Extracted records:
>> begin

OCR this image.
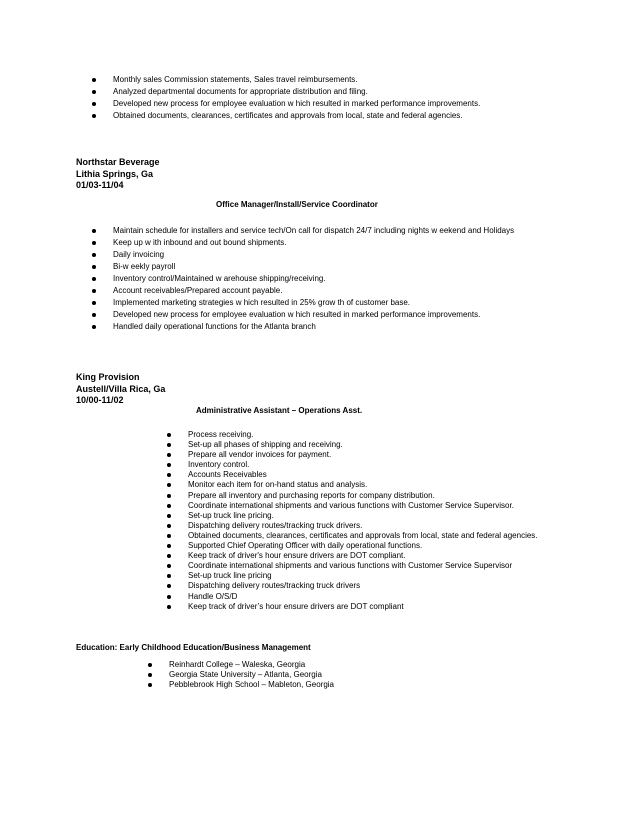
Monthly sales Commission statements, Sales travel reimbursements.
Analyzed departmental documents for appropriate distribution and filing.
Developed new process for employee evaluation w hich resulted in marked performance improvements.
Obtained documents, clearances, certificates and approvals from local, state and federal agencies.
Northstar Beverage
Lithia Springs, Ga
01/03-11/04
Office Manager/Install/Service Coordinator
Maintain schedule for installers and service tech/On call for dispatch 24/7 including nights w eekend and Holidays
Keep up w ith inbound and out bound shipments.
Daily invoicing
Bi-w eekly payroll
Inventory control/Maintained w arehouse shipping/receiving.
Account receivables/Prepared account payable.
Implemented marketing strategies w hich resulted in 25% grow th of customer base.
Developed new process for employee evaluation w hich resulted in marked performance improvements.
Handled daily operational functions for the Atlanta branch
King Provision
Austell/Villa Rica, Ga
10/00-11/02
Administrative Assistant – Operations Asst.
Process receiving.
Set-up all phases of shipping and receiving.
Prepare all vendor invoices for payment.
Inventory control.
Accounts Receivables
Monitor each item for on-hand status and analysis.
Prepare all inventory and purchasing reports for company distribution.
Coordinate international shipments and various functions with Customer Service Supervisor.
Set-up truck line pricing.
Dispatching delivery routes/tracking truck drivers.
Obtained documents, clearances, certificates and approvals from local, state and federal agencies.
Supported Chief Operating Officer with daily operational functions.
Keep track of driver's hour ensure drivers are DOT compliant.
Coordinate international shipments and various functions with Customer Service Supervisor
Set-up truck line pricing
Dispatching delivery routes/tracking truck drivers
Handle O/S/D
Keep track of driver’s hour ensure drivers are DOT compliant
Education: Early Childhood Education/Business Management
Reinhardt College – Waleska, Georgia
Georgia State University – Atlanta, Georgia
Pebblebrook High School – Mableton, Georgia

>> end

EXERCISE: Reproduce all the records verbatim, excluding images.

COMPLETED TASK:
OCR this image.
Monthly sales Commission statements, Sales travel reimbursements.
Analyzed departmental documents for appropriate distribution and filing.
Developed new process for employee evaluation w hich resulted in marked performance improvements.
Obtained documents, clearances, certificates and approvals from local, state and federal agencies.
Northstar Beverage
Lithia Springs, Ga
01/03-11/04
Office Manager/Install/Service Coordinator
Maintain schedule for installers and service tech/On call for dispatch 24/7 including nights w eekend and Holidays
Keep up w ith inbound and out bound shipments.
Daily invoicing
Bi-w eekly payroll
Inventory control/Maintained w arehouse shipping/receiving.
Account receivables/Prepared account payable.
Implemented marketing strategies w hich resulted in 25% grow th of customer base.
Developed new process for employee evaluation w hich resulted in marked performance improvements.
Handled daily operational functions for the Atlanta branch
King Provision
Austell/Villa Rica, Ga
10/00-11/02
Administrative Assistant – Operations Asst.
Process receiving.
Set-up all phases of shipping and receiving.
Prepare all vendor invoices for payment.
Inventory control.
Accounts Receivables
Monitor each item for on-hand status and analysis.
Prepare all inventory and purchasing reports for company distribution.
Coordinate international shipments and various functions with Customer Service Supervisor.
Set-up truck line pricing.
Dispatching delivery routes/tracking truck drivers.
Obtained documents, clearances, certificates and approvals from local, state and federal agencies.
Supported Chief Operating Officer with daily operational functions.
Keep track of driver's hour ensure drivers are DOT compliant.
Coordinate international shipments and various functions with Customer Service Supervisor
Set-up truck line pricing
Dispatching delivery routes/tracking truck drivers
Handle O/S/D
Keep track of driver’s hour ensure drivers are DOT compliant
Education: Early Childhood Education/Business Management
Reinhardt College – Waleska, Georgia
Georgia State University – Atlanta, Georgia
Pebblebrook High School – Mableton, Georgia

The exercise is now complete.